------ DOCUMENT EXTRACT

So no matter what the Pentagon budget is, or how wastefully they spend our money, any less = helpless to our enemies? The fact is, American national security would likely be optimal at a fraction of the current budget, and human spaceflight at an order of magnitude greater than at present.

"The X-20 was working on orbital flight when it was cancelled."

The orbital configuration of the X-20 would have been launched atop a vertical rocket booster, just like Mercury, but would have included the added costs, complexity, and danger of winged reentry. This is your example for how much better NACA and/or the Air Force would have done things?

"Investors aren't interested in hypersonic aircraft because the physics of sustained hypersonic atmospheric flight are quite daunting."

They weren't even interested enough to finance development of a cheap, quiet Concorde, but through some kind of voodoo logic you conclude that it was NASA's fault they didn't line up to build Moon bases?

"The so-called "revoluntary approaches" would cost less money than ESAS, so how can "budget constraints" preclude them if they don't preclude ESAS?"

They would cost less to operate once built, not to thoroughly transform NASA's infrastructure in order to develop and implement them. You have to spend money to make money, and Congress, under pressure both from budget hawks and people with misguided priorities, will only give them what's needed to maintain the status quo. Maybe if they just did nothing for a few years and saved up their money, then they could afford these investments, but NASA is not a kid mowing lawns--it's a national space agency with huge commitments. The money to invest in new things either comes at the expense of current operations or must be in addition to current operations.

"Yes, because NASA is not the only organization working to explore space."

Yes, it is. It may not be the only working to develop space, but there isn't a single private organization with a demonstrated capability of launching deep space exploratory missions, manned or robotic.

"The Pentagon is the only organization that can protect national security."

Oh, then I guess we can cancel the FBI, Secret Service, DHS, CIA, state National Guards, State Department, and all state and local police programs involved in counterterrorism and national security. We apparently have no need for Embassies, consulates, intelligence agencies, treaties, non-military alliances of any kind, UN membership, or participation in Interpol. Once again, your cartoonish, childish, binary universe bears no resemblance to reality--the Pentagon is one vector is a very large set, and it gets far too much funding. Money that could be building roads into the future for us all.

"The duty of government is to provide for the common defense"

And you don't think spreading the human species as far and wide as possible qualifies?

"not to produce bread and circuses."

So because the idea of government employees exploring space is less entertaining to you than going yourself, the former is "bread and circuses" and the latter is presumably something else?

"We are not being upstaged."

------------
------ DATA EXTRACT

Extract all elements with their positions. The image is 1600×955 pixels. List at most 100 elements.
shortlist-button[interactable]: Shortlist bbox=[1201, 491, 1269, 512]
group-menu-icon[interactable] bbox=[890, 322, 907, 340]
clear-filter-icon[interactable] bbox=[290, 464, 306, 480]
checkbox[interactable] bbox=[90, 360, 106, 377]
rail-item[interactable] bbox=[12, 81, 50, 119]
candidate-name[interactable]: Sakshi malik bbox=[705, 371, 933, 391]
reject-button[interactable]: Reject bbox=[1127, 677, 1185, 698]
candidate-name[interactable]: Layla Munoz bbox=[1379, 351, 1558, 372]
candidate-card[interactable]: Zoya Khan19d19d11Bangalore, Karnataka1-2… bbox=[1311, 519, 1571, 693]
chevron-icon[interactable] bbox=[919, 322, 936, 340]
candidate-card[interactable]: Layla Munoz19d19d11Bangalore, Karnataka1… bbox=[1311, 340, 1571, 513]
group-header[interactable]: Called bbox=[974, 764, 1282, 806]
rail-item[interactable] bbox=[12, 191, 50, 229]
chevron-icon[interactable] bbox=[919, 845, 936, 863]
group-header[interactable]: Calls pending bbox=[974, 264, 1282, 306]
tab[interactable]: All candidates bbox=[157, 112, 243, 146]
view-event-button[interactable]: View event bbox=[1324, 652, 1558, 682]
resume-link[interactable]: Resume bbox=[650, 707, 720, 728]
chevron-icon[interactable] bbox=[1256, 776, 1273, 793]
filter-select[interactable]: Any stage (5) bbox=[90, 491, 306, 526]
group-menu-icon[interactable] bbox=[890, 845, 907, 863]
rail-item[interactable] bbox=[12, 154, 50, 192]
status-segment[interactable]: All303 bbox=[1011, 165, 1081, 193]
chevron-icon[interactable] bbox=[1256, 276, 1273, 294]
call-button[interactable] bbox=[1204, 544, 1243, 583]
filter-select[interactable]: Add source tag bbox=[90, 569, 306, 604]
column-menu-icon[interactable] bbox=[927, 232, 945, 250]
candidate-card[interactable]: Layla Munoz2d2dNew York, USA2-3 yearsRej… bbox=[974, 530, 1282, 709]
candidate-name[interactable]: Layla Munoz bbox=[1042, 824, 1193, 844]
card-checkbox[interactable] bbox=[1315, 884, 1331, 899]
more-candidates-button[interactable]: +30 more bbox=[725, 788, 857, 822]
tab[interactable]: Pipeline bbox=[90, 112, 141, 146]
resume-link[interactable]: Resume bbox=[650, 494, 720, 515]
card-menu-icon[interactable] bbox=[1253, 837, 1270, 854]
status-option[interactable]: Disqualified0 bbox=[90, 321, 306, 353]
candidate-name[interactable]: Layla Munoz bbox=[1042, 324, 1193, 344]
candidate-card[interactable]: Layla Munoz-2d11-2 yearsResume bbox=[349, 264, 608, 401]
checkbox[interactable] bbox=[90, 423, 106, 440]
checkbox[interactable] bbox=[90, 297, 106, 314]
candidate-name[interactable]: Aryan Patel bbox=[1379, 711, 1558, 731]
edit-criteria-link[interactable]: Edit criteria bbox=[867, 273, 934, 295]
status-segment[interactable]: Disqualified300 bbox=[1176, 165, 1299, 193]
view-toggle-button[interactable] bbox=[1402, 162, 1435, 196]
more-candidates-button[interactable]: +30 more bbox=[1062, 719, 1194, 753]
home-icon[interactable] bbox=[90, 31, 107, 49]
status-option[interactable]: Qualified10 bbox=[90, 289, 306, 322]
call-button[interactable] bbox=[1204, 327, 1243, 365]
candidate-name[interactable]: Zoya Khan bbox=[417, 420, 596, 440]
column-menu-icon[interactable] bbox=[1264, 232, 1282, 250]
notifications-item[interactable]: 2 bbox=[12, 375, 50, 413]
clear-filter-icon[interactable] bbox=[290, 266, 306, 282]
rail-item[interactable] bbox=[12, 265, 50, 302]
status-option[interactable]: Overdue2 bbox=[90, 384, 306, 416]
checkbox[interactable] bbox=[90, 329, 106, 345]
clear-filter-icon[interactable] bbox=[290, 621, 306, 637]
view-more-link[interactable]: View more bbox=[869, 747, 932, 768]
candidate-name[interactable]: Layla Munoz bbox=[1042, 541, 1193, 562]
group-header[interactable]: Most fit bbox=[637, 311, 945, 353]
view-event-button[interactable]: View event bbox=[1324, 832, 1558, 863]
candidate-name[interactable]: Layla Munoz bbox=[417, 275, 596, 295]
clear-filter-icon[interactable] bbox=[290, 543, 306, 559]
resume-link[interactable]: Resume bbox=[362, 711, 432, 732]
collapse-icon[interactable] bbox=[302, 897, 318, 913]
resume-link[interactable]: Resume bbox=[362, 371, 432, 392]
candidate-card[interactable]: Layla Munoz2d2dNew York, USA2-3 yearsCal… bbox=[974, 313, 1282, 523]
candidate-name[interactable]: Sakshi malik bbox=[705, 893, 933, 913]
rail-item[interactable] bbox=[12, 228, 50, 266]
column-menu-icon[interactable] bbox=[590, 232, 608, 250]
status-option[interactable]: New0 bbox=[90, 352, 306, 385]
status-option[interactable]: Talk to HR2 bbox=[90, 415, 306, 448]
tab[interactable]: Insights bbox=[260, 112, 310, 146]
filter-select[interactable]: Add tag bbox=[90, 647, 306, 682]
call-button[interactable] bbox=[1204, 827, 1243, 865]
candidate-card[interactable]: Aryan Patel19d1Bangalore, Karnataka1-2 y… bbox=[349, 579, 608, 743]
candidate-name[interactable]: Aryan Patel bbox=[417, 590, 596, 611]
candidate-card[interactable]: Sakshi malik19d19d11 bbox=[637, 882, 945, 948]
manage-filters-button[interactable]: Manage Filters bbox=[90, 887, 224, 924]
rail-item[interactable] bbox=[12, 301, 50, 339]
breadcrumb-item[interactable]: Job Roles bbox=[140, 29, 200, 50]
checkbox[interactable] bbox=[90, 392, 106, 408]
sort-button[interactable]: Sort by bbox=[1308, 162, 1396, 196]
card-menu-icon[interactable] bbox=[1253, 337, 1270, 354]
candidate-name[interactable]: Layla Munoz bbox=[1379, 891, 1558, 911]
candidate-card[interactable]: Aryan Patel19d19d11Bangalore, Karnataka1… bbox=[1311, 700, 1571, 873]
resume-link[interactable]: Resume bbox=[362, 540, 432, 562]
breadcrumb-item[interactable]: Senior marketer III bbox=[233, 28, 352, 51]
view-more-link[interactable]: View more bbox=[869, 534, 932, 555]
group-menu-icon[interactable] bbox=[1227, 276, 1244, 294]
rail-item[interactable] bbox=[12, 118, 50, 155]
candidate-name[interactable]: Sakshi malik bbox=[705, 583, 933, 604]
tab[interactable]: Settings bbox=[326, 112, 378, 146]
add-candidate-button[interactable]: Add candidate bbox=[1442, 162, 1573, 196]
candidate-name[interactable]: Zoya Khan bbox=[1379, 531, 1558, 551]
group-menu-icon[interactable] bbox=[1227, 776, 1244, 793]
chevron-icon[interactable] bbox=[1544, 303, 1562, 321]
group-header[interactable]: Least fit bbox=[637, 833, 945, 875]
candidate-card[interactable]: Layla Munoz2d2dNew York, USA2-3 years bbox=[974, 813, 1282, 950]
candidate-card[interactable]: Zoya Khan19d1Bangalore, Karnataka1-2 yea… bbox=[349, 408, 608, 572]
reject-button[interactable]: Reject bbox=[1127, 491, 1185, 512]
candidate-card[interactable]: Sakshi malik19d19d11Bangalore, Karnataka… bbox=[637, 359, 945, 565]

------------

TO DO
Please write the next part of the argument over NASA and space funding, picking up after its last line. The records aren't needed here.

REPLY
At this rate, we surely will be. The Chinese displaced millions of their own people for the largest public works project in human history, the Three Gorges Dam, and that was just one of their massive government programs, undertaken with budgets a fraction of what they ultimately will be. Even with full commercialization, if we refuse to use NASA for its natural mission, we'll just be building tourist resorts on the Moon while the Chinese get a decade or more head start on the real prize--Mars.

"We are moving forward, developing cost-effective approaches to human spaceflight, while the China is merely repeating the mistakes we made 40 years ago."

Is there anything in the behavior of the PRC that makes you think they care how much something costs? They are not a democracy, and their resources are not limited in the way the Soviet Union's were by outlawing markets. If we were riding to space on rockets that cost a tenth of what they do today, and the Chinese for some reason ignored the technology and just kept doing things the same way, they will still be able to easily outstrip us in the next two decades. But they won't ignore that technology--the advances we make, they will simply purchase or steal, and pour massive amounts of money into exploiting them.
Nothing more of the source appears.